**Exercise directions:** Gather each line of the material that contains the string "Text". Case matters.

Element and region data
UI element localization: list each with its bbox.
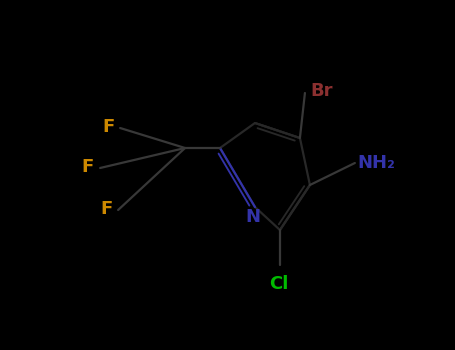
Text: F: F [101, 200, 113, 218]
Text: N: N [245, 208, 260, 226]
Text: F: F [81, 158, 93, 176]
Text: Cl: Cl [269, 275, 289, 293]
Text: F: F [102, 118, 115, 136]
Text: Br: Br [310, 82, 333, 100]
Text: NH₂: NH₂ [357, 154, 395, 172]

**Solution to this problem:**
Text: F: F [101, 200, 113, 218]
Text: N: N [245, 208, 260, 226]
Text: F: F [81, 158, 93, 176]
Text: Cl: Cl [269, 275, 289, 293]
Text: F: F [102, 118, 115, 136]
Text: Br: Br [310, 82, 333, 100]
Text: NH₂: NH₂ [357, 154, 395, 172]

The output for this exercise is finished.